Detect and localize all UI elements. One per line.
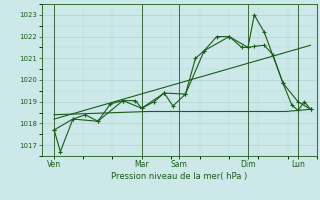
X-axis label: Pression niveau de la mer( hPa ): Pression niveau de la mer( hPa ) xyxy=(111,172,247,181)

════════════════════

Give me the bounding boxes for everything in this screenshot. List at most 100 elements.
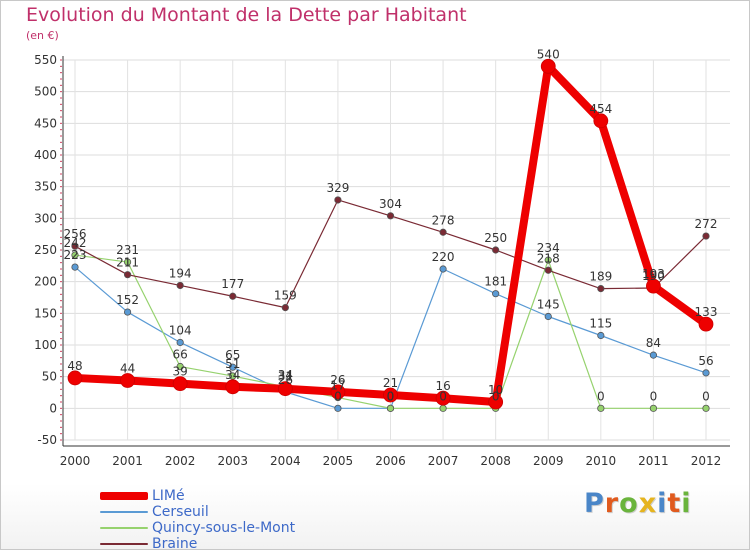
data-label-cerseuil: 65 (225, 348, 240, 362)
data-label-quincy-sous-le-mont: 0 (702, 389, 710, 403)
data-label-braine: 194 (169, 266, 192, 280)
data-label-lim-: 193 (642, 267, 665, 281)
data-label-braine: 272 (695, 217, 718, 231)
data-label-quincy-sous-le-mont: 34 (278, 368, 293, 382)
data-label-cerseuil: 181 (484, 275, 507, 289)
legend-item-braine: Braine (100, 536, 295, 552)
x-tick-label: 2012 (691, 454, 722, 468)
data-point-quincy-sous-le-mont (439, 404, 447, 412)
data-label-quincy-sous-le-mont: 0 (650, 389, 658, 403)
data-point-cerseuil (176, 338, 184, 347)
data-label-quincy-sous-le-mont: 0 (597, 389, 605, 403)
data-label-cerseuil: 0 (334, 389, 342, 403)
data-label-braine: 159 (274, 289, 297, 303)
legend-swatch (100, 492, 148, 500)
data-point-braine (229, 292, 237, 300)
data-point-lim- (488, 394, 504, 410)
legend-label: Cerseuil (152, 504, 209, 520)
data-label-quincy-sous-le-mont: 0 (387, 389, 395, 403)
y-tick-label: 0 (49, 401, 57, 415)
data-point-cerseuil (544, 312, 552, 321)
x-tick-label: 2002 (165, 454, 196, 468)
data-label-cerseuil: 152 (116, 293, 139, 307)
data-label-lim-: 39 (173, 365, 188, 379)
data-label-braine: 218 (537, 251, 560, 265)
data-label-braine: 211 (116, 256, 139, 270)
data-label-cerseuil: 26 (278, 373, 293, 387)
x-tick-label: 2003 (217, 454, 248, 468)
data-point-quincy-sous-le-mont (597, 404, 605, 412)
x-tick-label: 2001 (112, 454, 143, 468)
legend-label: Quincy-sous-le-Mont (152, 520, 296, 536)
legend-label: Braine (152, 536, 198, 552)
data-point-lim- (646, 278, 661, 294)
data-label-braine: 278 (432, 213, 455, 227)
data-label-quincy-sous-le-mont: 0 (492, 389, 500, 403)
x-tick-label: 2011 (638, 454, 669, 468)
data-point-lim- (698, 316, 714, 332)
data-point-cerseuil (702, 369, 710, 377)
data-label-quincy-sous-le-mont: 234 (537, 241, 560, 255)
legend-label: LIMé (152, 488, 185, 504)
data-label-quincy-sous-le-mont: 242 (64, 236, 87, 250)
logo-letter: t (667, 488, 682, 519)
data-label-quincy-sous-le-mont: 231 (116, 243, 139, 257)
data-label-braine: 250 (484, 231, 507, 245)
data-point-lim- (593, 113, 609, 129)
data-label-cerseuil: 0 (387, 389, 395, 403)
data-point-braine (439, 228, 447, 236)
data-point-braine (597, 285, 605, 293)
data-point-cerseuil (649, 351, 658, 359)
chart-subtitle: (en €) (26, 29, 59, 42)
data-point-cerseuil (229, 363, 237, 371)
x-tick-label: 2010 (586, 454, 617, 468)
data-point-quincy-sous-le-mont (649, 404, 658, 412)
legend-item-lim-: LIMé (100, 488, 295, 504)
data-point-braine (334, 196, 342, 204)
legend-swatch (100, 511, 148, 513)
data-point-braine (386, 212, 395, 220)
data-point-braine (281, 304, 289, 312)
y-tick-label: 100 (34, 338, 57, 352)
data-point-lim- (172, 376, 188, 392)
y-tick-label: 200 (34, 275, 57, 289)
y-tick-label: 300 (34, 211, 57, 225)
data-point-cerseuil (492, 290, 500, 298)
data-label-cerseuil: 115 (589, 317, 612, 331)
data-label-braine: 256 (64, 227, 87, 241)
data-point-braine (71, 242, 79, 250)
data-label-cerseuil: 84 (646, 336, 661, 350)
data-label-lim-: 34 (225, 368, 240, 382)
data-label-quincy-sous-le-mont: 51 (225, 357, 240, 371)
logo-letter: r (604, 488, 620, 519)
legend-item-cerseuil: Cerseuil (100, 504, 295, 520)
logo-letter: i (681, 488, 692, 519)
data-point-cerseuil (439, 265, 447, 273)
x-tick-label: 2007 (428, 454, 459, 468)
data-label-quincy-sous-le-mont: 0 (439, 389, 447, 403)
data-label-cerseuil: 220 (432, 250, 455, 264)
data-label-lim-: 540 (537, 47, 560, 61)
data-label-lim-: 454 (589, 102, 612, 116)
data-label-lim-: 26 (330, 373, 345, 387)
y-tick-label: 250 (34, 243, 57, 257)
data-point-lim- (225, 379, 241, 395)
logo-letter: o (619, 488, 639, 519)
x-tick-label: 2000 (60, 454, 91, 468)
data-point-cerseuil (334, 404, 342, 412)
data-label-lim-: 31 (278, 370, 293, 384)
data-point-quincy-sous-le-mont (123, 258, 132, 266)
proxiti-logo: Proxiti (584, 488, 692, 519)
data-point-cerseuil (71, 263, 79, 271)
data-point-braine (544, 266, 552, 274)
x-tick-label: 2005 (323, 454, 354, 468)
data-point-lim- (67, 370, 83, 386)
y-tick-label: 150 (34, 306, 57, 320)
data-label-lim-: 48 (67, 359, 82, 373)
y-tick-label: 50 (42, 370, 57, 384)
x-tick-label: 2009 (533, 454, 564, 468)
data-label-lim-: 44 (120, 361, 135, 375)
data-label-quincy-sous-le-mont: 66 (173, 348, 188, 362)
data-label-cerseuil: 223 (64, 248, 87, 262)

════════════════════

*Énoncé*.
Recopiez à l'identique les lignes allant de celle qui contient « Give me the » jusqu'à celle qui contient « data-label-braine: 194 (169, 266, 192, 280) », ces deux lignes comprises. N'incluez pas les images dans votre réponse.

*Réponse*.
Give me the bounding boxes for everything in this screenshot. List at most 100 elements.
data-label-cerseuil: 65 (225, 348, 240, 362)
data-label-quincy-sous-le-mont: 0 (702, 389, 710, 403)
data-label-braine: 194 (169, 266, 192, 280)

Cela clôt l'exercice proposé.